-- begin Material to process --

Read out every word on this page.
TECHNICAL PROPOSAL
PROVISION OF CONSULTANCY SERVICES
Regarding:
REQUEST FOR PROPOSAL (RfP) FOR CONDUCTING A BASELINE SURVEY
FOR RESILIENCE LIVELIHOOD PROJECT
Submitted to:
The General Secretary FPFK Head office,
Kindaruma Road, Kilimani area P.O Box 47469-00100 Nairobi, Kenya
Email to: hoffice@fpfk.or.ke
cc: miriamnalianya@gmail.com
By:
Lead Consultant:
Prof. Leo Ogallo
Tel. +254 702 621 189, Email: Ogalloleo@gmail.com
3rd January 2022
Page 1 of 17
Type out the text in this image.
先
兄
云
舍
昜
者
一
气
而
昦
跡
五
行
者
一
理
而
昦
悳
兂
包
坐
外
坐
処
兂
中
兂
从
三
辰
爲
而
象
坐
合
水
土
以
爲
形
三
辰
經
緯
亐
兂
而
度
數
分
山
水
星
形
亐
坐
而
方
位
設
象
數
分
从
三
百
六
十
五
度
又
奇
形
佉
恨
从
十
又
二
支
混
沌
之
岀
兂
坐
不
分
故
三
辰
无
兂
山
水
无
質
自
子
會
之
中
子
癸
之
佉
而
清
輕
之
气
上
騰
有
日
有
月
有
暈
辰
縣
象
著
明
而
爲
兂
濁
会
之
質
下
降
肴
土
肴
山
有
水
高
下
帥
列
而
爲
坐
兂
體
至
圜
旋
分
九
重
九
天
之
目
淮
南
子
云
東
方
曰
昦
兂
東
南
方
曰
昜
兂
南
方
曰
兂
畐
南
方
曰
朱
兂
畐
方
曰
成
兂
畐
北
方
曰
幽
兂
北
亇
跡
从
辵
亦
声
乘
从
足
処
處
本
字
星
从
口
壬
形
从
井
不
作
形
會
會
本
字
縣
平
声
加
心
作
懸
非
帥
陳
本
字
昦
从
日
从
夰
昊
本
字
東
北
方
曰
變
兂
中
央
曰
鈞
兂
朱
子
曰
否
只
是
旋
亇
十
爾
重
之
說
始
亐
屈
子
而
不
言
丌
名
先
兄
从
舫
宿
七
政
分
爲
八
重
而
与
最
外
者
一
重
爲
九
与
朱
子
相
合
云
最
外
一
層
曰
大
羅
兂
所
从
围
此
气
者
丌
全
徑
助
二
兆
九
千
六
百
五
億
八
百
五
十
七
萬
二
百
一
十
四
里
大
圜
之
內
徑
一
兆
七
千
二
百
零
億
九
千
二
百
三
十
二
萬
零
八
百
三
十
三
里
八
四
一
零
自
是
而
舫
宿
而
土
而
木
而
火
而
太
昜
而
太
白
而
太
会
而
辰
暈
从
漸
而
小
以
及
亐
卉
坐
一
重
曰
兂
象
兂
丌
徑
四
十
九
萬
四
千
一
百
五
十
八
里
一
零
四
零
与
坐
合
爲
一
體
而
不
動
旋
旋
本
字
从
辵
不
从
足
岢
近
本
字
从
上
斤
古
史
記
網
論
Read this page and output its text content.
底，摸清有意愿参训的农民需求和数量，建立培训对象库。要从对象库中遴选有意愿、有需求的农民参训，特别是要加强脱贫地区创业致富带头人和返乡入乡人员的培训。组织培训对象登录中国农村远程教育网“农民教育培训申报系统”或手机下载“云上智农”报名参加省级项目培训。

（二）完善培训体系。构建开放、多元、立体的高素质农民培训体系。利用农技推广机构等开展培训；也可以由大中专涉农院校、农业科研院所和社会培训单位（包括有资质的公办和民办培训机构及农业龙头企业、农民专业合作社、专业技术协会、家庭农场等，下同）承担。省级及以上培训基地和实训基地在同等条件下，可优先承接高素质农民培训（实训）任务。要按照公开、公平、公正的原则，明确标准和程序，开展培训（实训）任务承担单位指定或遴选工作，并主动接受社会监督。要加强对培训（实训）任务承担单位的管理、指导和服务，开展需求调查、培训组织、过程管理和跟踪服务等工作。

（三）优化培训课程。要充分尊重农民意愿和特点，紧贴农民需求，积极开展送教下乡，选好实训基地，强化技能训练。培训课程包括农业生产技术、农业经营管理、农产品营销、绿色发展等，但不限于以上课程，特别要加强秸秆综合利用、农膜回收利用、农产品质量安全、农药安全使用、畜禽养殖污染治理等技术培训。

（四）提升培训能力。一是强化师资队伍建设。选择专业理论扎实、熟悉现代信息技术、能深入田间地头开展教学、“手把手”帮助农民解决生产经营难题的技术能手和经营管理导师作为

-- end Material to process --

# Task details
Starting at the line that contains "Read this page and output its text content.", retype each line through the end of the listing above and nothing else.

# Complete answer
Read this page and output its text content.
底，摸清有意愿参训的农民需求和数量，建立培训对象库。要从对象库中遴选有意愿、有需求的农民参训，特别是要加强脱贫地区创业致富带头人和返乡入乡人员的培训。组织培训对象登录中国农村远程教育网“农民教育培训申报系统”或手机下载“云上智农”报名参加省级项目培训。

（二）完善培训体系。构建开放、多元、立体的高素质农民培训体系。利用农技推广机构等开展培训；也可以由大中专涉农院校、农业科研院所和社会培训单位（包括有资质的公办和民办培训机构及农业龙头企业、农民专业合作社、专业技术协会、家庭农场等，下同）承担。省级及以上培训基地和实训基地在同等条件下，可优先承接高素质农民培训（实训）任务。要按照公开、公平、公正的原则，明确标准和程序，开展培训（实训）任务承担单位指定或遴选工作，并主动接受社会监督。要加强对培训（实训）任务承担单位的管理、指导和服务，开展需求调查、培训组织、过程管理和跟踪服务等工作。

（三）优化培训课程。要充分尊重农民意愿和特点，紧贴农民需求，积极开展送教下乡，选好实训基地，强化技能训练。培训课程包括农业生产技术、农业经营管理、农产品营销、绿色发展等，但不限于以上课程，特别要加强秸秆综合利用、农膜回收利用、农产品质量安全、农药安全使用、畜禽养殖污染治理等技术培训。

（四）提升培训能力。一是强化师资队伍建设。选择专业理论扎实、熟悉现代信息技术、能深入田间地头开展教学、“手把手”帮助农民解决生产经营难题的技术能手和经营管理导师作为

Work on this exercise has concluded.